• RECORDS FOR PROCESSING:
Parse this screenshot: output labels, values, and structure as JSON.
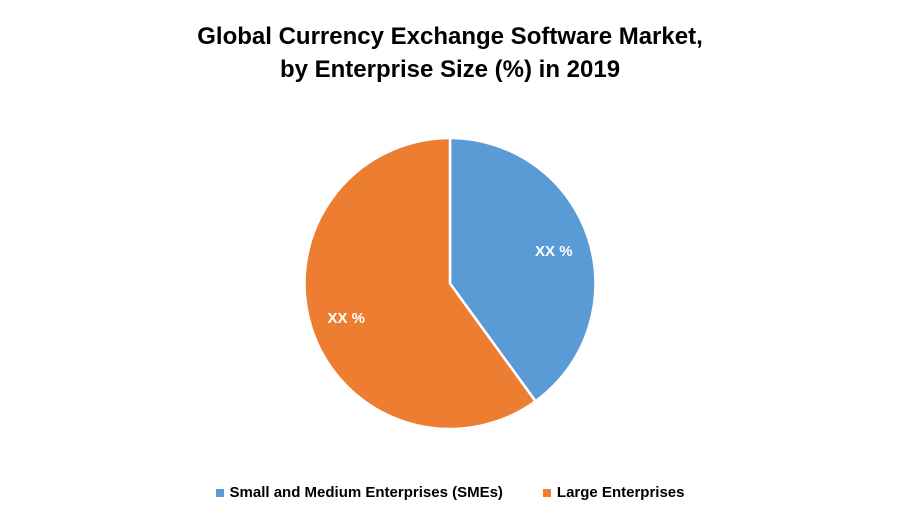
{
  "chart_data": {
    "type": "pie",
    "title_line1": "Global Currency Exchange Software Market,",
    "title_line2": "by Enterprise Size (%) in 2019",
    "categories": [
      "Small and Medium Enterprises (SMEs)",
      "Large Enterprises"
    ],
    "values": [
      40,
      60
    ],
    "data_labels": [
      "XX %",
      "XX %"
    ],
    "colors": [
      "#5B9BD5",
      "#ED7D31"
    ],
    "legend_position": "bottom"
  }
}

• TO DO: Without including any picture, retype the entries exactly.

• RESULT:
Parse this screenshot: output labels, values, and structure as JSON.
{
  "chart_data": {
    "type": "pie",
    "title_line1": "Global Currency Exchange Software Market,",
    "title_line2": "by Enterprise Size (%) in 2019",
    "categories": [
      "Small and Medium Enterprises (SMEs)",
      "Large Enterprises"
    ],
    "values": [
      40,
      60
    ],
    "data_labels": [
      "XX %",
      "XX %"
    ],
    "colors": [
      "#5B9BD5",
      "#ED7D31"
    ],
    "legend_position": "bottom"
  }
}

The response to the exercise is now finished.